• **Task to carry out**: Restate the whole of the material. Keep every word, and drop the pictures.

Dataset entries on figures
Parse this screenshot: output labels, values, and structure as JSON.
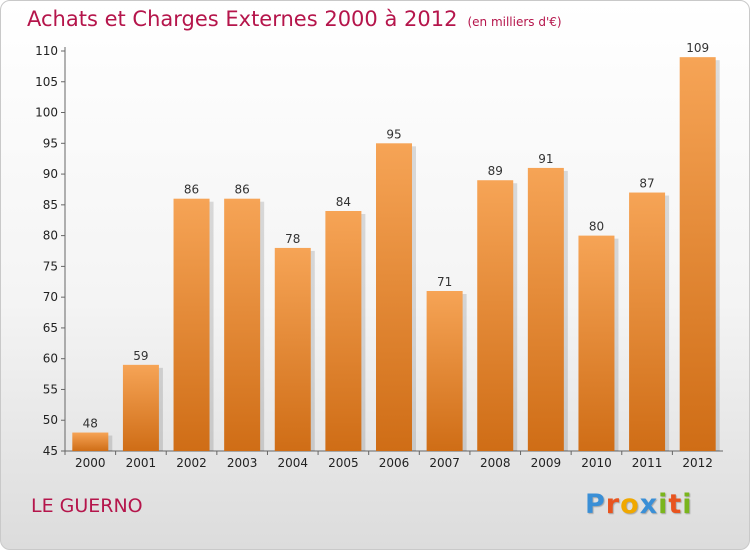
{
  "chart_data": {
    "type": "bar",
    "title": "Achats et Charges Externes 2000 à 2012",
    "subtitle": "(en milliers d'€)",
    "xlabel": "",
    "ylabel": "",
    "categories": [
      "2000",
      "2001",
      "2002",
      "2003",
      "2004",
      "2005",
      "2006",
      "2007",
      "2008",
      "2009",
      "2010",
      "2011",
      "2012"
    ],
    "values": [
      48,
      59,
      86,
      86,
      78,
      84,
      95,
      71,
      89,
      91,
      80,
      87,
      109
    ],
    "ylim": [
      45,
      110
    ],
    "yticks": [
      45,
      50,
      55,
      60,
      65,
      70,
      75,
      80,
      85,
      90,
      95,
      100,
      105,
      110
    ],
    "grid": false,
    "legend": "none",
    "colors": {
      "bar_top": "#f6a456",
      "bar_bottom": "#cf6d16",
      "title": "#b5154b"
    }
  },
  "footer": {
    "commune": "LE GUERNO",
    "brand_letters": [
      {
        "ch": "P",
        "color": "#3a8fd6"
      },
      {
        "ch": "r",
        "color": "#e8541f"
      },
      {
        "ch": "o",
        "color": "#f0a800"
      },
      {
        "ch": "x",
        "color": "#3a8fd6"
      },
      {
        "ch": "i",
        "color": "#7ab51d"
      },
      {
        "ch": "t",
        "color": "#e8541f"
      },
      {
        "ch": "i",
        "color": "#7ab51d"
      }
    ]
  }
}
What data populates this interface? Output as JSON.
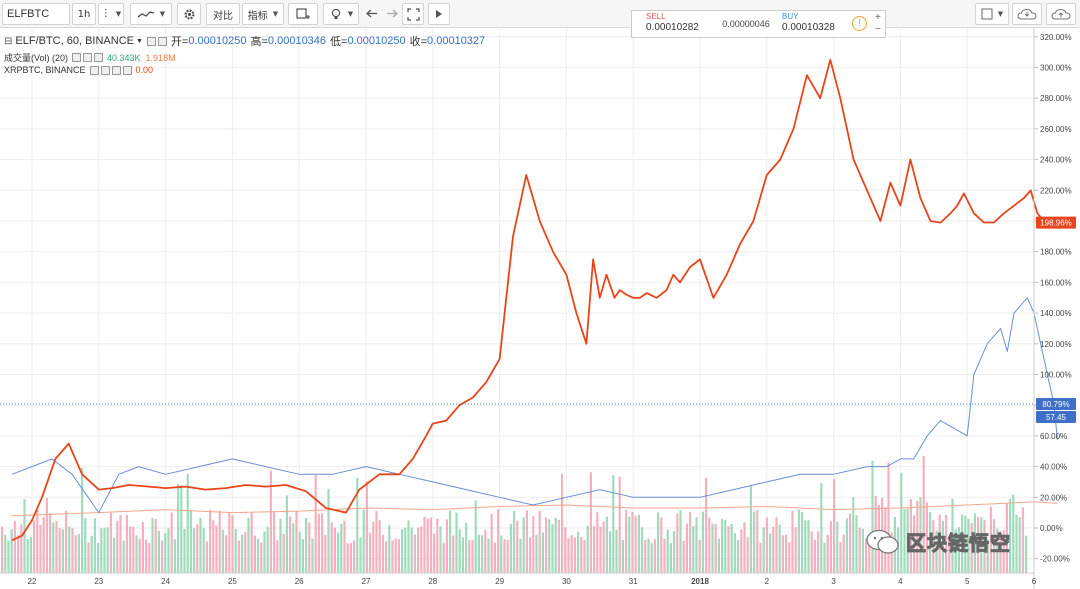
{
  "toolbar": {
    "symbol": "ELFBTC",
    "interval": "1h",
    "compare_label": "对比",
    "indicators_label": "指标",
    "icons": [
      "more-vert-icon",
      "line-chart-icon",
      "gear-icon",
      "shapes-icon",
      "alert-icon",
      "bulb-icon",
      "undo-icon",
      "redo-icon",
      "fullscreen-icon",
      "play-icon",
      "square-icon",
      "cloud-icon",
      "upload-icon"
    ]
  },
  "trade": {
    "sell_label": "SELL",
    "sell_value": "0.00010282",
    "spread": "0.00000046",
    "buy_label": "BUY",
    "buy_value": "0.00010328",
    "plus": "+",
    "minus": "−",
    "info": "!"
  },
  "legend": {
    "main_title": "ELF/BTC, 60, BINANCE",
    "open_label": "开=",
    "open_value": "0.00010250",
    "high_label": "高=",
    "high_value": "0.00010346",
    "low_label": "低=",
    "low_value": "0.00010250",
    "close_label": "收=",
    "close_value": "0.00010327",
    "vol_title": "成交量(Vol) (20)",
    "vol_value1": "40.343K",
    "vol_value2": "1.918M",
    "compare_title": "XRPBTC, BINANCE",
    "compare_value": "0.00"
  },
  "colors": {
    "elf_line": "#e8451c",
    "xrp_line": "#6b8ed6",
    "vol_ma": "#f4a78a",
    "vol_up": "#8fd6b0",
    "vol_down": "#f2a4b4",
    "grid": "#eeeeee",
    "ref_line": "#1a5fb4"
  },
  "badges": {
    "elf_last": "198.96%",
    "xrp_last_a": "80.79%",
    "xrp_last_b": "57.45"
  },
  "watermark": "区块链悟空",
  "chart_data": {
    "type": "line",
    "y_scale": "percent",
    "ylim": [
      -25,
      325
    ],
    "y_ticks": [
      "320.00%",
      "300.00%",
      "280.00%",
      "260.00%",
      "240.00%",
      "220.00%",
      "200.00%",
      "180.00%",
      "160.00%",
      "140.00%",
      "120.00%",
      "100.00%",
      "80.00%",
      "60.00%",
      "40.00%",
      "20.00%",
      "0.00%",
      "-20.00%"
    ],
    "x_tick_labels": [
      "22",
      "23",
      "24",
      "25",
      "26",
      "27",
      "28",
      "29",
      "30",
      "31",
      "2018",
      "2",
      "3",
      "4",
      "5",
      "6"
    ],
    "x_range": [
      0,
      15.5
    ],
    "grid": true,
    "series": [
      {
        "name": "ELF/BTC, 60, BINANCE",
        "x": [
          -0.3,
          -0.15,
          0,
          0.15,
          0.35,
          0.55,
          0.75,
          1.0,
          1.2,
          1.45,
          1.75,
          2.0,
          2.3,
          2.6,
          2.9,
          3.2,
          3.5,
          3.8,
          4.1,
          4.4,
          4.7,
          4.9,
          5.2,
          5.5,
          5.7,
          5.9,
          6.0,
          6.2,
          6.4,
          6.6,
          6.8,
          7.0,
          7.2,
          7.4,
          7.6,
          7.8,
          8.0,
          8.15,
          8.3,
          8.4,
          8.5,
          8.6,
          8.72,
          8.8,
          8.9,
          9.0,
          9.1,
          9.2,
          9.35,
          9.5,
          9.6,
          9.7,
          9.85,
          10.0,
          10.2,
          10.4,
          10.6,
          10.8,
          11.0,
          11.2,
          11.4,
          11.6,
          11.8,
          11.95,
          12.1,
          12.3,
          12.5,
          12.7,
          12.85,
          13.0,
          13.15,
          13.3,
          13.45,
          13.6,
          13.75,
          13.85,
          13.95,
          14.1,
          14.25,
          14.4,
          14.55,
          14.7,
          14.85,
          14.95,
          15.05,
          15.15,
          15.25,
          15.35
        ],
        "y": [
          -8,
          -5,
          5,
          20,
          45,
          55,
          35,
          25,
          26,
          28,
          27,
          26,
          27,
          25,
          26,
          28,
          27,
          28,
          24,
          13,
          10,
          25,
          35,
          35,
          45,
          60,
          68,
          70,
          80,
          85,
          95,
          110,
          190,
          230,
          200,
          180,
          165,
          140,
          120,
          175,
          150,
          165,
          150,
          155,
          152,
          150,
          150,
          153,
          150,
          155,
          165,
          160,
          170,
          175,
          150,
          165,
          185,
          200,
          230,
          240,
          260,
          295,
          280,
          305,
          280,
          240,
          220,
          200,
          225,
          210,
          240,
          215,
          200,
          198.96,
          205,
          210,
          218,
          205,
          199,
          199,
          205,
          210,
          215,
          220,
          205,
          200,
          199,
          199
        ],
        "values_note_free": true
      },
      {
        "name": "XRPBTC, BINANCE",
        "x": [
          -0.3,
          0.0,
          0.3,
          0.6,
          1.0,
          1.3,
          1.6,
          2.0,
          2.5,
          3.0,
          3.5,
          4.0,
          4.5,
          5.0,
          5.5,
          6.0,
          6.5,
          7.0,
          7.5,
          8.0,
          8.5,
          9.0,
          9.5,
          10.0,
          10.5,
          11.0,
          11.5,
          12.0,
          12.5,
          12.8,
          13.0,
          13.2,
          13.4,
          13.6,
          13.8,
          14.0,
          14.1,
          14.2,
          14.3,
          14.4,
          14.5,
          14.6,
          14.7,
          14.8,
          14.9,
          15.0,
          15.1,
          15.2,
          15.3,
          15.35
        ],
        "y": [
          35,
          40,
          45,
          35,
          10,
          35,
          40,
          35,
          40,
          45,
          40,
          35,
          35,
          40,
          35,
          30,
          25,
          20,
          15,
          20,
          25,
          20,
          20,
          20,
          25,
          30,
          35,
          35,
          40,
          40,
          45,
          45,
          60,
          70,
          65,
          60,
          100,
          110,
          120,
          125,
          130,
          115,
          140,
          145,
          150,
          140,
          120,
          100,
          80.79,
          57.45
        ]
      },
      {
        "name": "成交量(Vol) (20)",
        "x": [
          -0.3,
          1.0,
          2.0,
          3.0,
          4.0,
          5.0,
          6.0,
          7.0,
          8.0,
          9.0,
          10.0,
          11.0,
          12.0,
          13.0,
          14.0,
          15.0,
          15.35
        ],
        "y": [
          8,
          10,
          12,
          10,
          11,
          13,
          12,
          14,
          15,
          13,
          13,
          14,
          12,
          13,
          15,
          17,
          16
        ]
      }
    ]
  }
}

• **Full output**:
Parse this screenshot: output labels, values, and structure as JSON.
{
  "chart_data": {
    "type": "bar",
    "title": "Achats et Charges Externes 2000 à 2012",
    "subtitle": "(en milliers d'€)",
    "xlabel": "",
    "ylabel": "",
    "categories": [
      "2000",
      "2001",
      "2002",
      "2003",
      "2004",
      "2005",
      "2006",
      "2007",
      "2008",
      "2009",
      "2010",
      "2011",
      "2012"
    ],
    "values": [
      48,
      59,
      86,
      86,
      78,
      84,
      95,
      71,
      89,
      91,
      80,
      87,
      109
    ],
    "ylim": [
      45,
      110
    ],
    "yticks": [
      45,
      50,
      55,
      60,
      65,
      70,
      75,
      80,
      85,
      90,
      95,
      100,
      105,
      110
    ],
    "grid": false,
    "legend": "none",
    "colors": {
      "bar_top": "#f6a456",
      "bar_bottom": "#cf6d16",
      "title": "#b5154b"
    }
  },
  "footer": {
    "commune": "LE GUERNO",
    "brand_letters": [
      {
        "ch": "P",
        "color": "#3a8fd6"
      },
      {
        "ch": "r",
        "color": "#e8541f"
      },
      {
        "ch": "o",
        "color": "#f0a800"
      },
      {
        "ch": "x",
        "color": "#3a8fd6"
      },
      {
        "ch": "i",
        "color": "#7ab51d"
      },
      {
        "ch": "t",
        "color": "#e8541f"
      },
      {
        "ch": "i",
        "color": "#7ab51d"
      }
    ]
  }
}
What data populates this interface? Output as JSON.
{
  "toolbar": {
    "symbol": "ELFBTC",
    "interval": "1h",
    "compare_label": "对比",
    "indicators_label": "指标",
    "icons": [
      "more-vert-icon",
      "line-chart-icon",
      "gear-icon",
      "shapes-icon",
      "alert-icon",
      "bulb-icon",
      "undo-icon",
      "redo-icon",
      "fullscreen-icon",
      "play-icon",
      "square-icon",
      "cloud-icon",
      "upload-icon"
    ]
  },
  "trade": {
    "sell_label": "SELL",
    "sell_value": "0.00010282",
    "spread": "0.00000046",
    "buy_label": "BUY",
    "buy_value": "0.00010328",
    "plus": "+",
    "minus": "−",
    "info": "!"
  },
  "legend": {
    "main_title": "ELF/BTC, 60, BINANCE",
    "open_label": "开=",
    "open_value": "0.00010250",
    "high_label": "高=",
    "high_value": "0.00010346",
    "low_label": "低=",
    "low_value": "0.00010250",
    "close_label": "收=",
    "close_value": "0.00010327",
    "vol_title": "成交量(Vol) (20)",
    "vol_value1": "40.343K",
    "vol_value2": "1.918M",
    "compare_title": "XRPBTC, BINANCE",
    "compare_value": "0.00"
  },
  "colors": {
    "elf_line": "#e8451c",
    "xrp_line": "#6b8ed6",
    "vol_ma": "#f4a78a",
    "vol_up": "#8fd6b0",
    "vol_down": "#f2a4b4",
    "grid": "#eeeeee",
    "ref_line": "#1a5fb4"
  },
  "badges": {
    "elf_last": "198.96%",
    "xrp_last_a": "80.79%",
    "xrp_last_b": "57.45"
  },
  "watermark": "区块链悟空",
  "chart_data": {
    "type": "line",
    "y_scale": "percent",
    "ylim": [
      -25,
      325
    ],
    "y_ticks": [
      "320.00%",
      "300.00%",
      "280.00%",
      "260.00%",
      "240.00%",
      "220.00%",
      "200.00%",
      "180.00%",
      "160.00%",
      "140.00%",
      "120.00%",
      "100.00%",
      "80.00%",
      "60.00%",
      "40.00%",
      "20.00%",
      "0.00%",
      "-20.00%"
    ],
    "x_tick_labels": [
      "22",
      "23",
      "24",
      "25",
      "26",
      "27",
      "28",
      "29",
      "30",
      "31",
      "2018",
      "2",
      "3",
      "4",
      "5",
      "6"
    ],
    "x_range": [
      0,
      15.5
    ],
    "grid": true,
    "series": [
      {
        "name": "ELF/BTC, 60, BINANCE",
        "x": [
          -0.3,
          -0.15,
          0,
          0.15,
          0.35,
          0.55,
          0.75,
          1.0,
          1.2,
          1.45,
          1.75,
          2.0,
          2.3,
          2.6,
          2.9,
          3.2,
          3.5,
          3.8,
          4.1,
          4.4,
          4.7,
          4.9,
          5.2,
          5.5,
          5.7,
          5.9,
          6.0,
          6.2,
          6.4,
          6.6,
          6.8,
          7.0,
          7.2,
          7.4,
          7.6,
          7.8,
          8.0,
          8.15,
          8.3,
          8.4,
          8.5,
          8.6,
          8.72,
          8.8,
          8.9,
          9.0,
          9.1,
          9.2,
          9.35,
          9.5,
          9.6,
          9.7,
          9.85,
          10.0,
          10.2,
          10.4,
          10.6,
          10.8,
          11.0,
          11.2,
          11.4,
          11.6,
          11.8,
          11.95,
          12.1,
          12.3,
          12.5,
          12.7,
          12.85,
          13.0,
          13.15,
          13.3,
          13.45,
          13.6,
          13.75,
          13.85,
          13.95,
          14.1,
          14.25,
          14.4,
          14.55,
          14.7,
          14.85,
          14.95,
          15.05,
          15.15,
          15.25,
          15.35
        ],
        "y": [
          -8,
          -5,
          5,
          20,
          45,
          55,
          35,
          25,
          26,
          28,
          27,
          26,
          27,
          25,
          26,
          28,
          27,
          28,
          24,
          13,
          10,
          25,
          35,
          35,
          45,
          60,
          68,
          70,
          80,
          85,
          95,
          110,
          190,
          230,
          200,
          180,
          165,
          140,
          120,
          175,
          150,
          165,
          150,
          155,
          152,
          150,
          150,
          153,
          150,
          155,
          165,
          160,
          170,
          175,
          150,
          165,
          185,
          200,
          230,
          240,
          260,
          295,
          280,
          305,
          280,
          240,
          220,
          200,
          225,
          210,
          240,
          215,
          200,
          198.96,
          205,
          210,
          218,
          205,
          199,
          199,
          205,
          210,
          215,
          220,
          205,
          200,
          199,
          199
        ],
        "values_note_free": true
      },
      {
        "name": "XRPBTC, BINANCE",
        "x": [
          -0.3,
          0.0,
          0.3,
          0.6,
          1.0,
          1.3,
          1.6,
          2.0,
          2.5,
          3.0,
          3.5,
          4.0,
          4.5,
          5.0,
          5.5,
          6.0,
          6.5,
          7.0,
          7.5,
          8.0,
          8.5,
          9.0,
          9.5,
          10.0,
          10.5,
          11.0,
          11.5,
          12.0,
          12.5,
          12.8,
          13.0,
          13.2,
          13.4,
          13.6,
          13.8,
          14.0,
          14.1,
          14.2,
          14.3,
          14.4,
          14.5,
          14.6,
          14.7,
          14.8,
          14.9,
          15.0,
          15.1,
          15.2,
          15.3,
          15.35
        ],
        "y": [
          35,
          40,
          45,
          35,
          10,
          35,
          40,
          35,
          40,
          45,
          40,
          35,
          35,
          40,
          35,
          30,
          25,
          20,
          15,
          20,
          25,
          20,
          20,
          20,
          25,
          30,
          35,
          35,
          40,
          40,
          45,
          45,
          60,
          70,
          65,
          60,
          100,
          110,
          120,
          125,
          130,
          115,
          140,
          145,
          150,
          140,
          120,
          100,
          80.79,
          57.45
        ]
      },
      {
        "name": "成交量(Vol) (20)",
        "x": [
          -0.3,
          1.0,
          2.0,
          3.0,
          4.0,
          5.0,
          6.0,
          7.0,
          8.0,
          9.0,
          10.0,
          11.0,
          12.0,
          13.0,
          14.0,
          15.0,
          15.35
        ],
        "y": [
          8,
          10,
          12,
          10,
          11,
          13,
          12,
          14,
          15,
          13,
          13,
          14,
          12,
          13,
          15,
          17,
          16
        ]
      }
    ]
  }
}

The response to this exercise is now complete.